__STATED GOAL__:
Every record here should be printed again exactly.
= = =
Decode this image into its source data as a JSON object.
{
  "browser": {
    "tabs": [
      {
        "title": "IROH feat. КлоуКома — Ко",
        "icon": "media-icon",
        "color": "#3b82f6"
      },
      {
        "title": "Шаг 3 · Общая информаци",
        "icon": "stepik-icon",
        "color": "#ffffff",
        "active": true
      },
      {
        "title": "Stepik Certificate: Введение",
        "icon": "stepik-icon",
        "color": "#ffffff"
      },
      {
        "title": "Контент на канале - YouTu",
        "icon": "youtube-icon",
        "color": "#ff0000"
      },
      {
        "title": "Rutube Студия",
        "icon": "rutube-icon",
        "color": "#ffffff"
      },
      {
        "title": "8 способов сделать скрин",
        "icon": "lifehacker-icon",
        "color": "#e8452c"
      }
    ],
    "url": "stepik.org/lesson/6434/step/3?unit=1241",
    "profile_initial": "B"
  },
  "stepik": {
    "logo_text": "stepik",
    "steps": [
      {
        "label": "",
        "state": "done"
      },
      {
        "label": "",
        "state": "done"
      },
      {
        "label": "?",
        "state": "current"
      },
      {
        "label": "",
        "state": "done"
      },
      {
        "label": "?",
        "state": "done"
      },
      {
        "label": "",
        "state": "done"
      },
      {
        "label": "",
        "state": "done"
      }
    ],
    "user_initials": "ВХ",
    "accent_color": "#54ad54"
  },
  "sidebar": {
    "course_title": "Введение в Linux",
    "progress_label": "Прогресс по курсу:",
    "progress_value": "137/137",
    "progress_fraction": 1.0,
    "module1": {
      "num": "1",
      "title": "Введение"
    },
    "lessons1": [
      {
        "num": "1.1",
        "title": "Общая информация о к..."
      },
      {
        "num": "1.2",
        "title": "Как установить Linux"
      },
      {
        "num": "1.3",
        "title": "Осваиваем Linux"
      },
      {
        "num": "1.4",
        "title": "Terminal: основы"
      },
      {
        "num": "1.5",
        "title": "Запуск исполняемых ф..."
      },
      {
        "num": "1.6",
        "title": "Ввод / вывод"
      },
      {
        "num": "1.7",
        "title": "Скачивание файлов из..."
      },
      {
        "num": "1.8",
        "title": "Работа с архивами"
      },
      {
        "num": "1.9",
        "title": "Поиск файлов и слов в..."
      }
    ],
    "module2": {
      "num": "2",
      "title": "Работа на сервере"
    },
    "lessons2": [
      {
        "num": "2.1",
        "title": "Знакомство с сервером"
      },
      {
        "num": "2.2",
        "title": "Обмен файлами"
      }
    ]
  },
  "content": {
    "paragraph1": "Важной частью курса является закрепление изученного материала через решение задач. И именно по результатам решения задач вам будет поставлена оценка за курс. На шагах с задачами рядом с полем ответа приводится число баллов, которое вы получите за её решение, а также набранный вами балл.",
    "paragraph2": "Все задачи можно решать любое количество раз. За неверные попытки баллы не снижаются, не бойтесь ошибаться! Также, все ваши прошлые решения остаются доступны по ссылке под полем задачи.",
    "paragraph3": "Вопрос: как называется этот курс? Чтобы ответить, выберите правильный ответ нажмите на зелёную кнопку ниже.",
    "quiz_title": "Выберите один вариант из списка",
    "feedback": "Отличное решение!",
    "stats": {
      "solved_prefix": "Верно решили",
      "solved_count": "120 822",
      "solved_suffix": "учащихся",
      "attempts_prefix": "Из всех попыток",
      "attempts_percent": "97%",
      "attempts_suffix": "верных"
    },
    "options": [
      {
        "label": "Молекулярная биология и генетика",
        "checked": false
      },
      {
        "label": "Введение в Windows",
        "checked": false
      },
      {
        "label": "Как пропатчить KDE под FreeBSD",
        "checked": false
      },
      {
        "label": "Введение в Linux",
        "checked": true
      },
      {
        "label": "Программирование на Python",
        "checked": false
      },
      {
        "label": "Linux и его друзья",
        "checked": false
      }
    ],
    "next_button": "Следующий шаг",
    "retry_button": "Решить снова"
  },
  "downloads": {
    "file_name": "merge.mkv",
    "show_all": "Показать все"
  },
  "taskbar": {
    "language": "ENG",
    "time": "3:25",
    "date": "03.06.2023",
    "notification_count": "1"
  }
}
= = =
__SOLUTION TO THIS TASK__:
Decode this image into its source data as a JSON object.
{
  "browser": {
    "tabs": [
      {
        "title": "IROH feat. КлоуКома — Ко",
        "icon": "media-icon",
        "color": "#3b82f6"
      },
      {
        "title": "Шаг 3 · Общая информаци",
        "icon": "stepik-icon",
        "color": "#ffffff",
        "active": true
      },
      {
        "title": "Stepik Certificate: Введение",
        "icon": "stepik-icon",
        "color": "#ffffff"
      },
      {
        "title": "Контент на канале - YouTu",
        "icon": "youtube-icon",
        "color": "#ff0000"
      },
      {
        "title": "Rutube Студия",
        "icon": "rutube-icon",
        "color": "#ffffff"
      },
      {
        "title": "8 способов сделать скрин",
        "icon": "lifehacker-icon",
        "color": "#e8452c"
      }
    ],
    "url": "stepik.org/lesson/6434/step/3?unit=1241",
    "profile_initial": "B"
  },
  "stepik": {
    "logo_text": "stepik",
    "steps": [
      {
        "label": "",
        "state": "done"
      },
      {
        "label": "",
        "state": "done"
      },
      {
        "label": "?",
        "state": "current"
      },
      {
        "label": "",
        "state": "done"
      },
      {
        "label": "?",
        "state": "done"
      },
      {
        "label": "",
        "state": "done"
      },
      {
        "label": "",
        "state": "done"
      }
    ],
    "user_initials": "ВХ",
    "accent_color": "#54ad54"
  },
  "sidebar": {
    "course_title": "Введение в Linux",
    "progress_label": "Прогресс по курсу:",
    "progress_value": "137/137",
    "progress_fraction": 1.0,
    "module1": {
      "num": "1",
      "title": "Введение"
    },
    "lessons1": [
      {
        "num": "1.1",
        "title": "Общая информация о к..."
      },
      {
        "num": "1.2",
        "title": "Как установить Linux"
      },
      {
        "num": "1.3",
        "title": "Осваиваем Linux"
      },
      {
        "num": "1.4",
        "title": "Terminal: основы"
      },
      {
        "num": "1.5",
        "title": "Запуск исполняемых ф..."
      },
      {
        "num": "1.6",
        "title": "Ввод / вывод"
      },
      {
        "num": "1.7",
        "title": "Скачивание файлов из..."
      },
      {
        "num": "1.8",
        "title": "Работа с архивами"
      },
      {
        "num": "1.9",
        "title": "Поиск файлов и слов в..."
      }
    ],
    "module2": {
      "num": "2",
      "title": "Работа на сервере"
    },
    "lessons2": [
      {
        "num": "2.1",
        "title": "Знакомство с сервером"
      },
      {
        "num": "2.2",
        "title": "Обмен файлами"
      }
    ]
  },
  "content": {
    "paragraph1": "Важной частью курса является закрепление изученного материала через решение задач. И именно по результатам решения задач вам будет поставлена оценка за курс. На шагах с задачами рядом с полем ответа приводится число баллов, которое вы получите за её решение, а также набранный вами балл.",
    "paragraph2": "Все задачи можно решать любое количество раз. За неверные попытки баллы не снижаются, не бойтесь ошибаться! Также, все ваши прошлые решения остаются доступны по ссылке под полем задачи.",
    "paragraph3": "Вопрос: как называется этот курс? Чтобы ответить, выберите правильный ответ нажмите на зелёную кнопку ниже.",
    "quiz_title": "Выберите один вариант из списка",
    "feedback": "Отличное решение!",
    "stats": {
      "solved_prefix": "Верно решили",
      "solved_count": "120 822",
      "solved_suffix": "учащихся",
      "attempts_prefix": "Из всех попыток",
      "attempts_percent": "97%",
      "attempts_suffix": "верных"
    },
    "options": [
      {
        "label": "Молекулярная биология и генетика",
        "checked": false
      },
      {
        "label": "Введение в Windows",
        "checked": false
      },
      {
        "label": "Как пропатчить KDE под FreeBSD",
        "checked": false
      },
      {
        "label": "Введение в Linux",
        "checked": true
      },
      {
        "label": "Программирование на Python",
        "checked": false
      },
      {
        "label": "Linux и его друзья",
        "checked": false
      }
    ],
    "next_button": "Следующий шаг",
    "retry_button": "Решить снова"
  },
  "downloads": {
    "file_name": "merge.mkv",
    "show_all": "Показать все"
  },
  "taskbar": {
    "language": "ENG",
    "time": "3:25",
    "date": "03.06.2023",
    "notification_count": "1"
  }
}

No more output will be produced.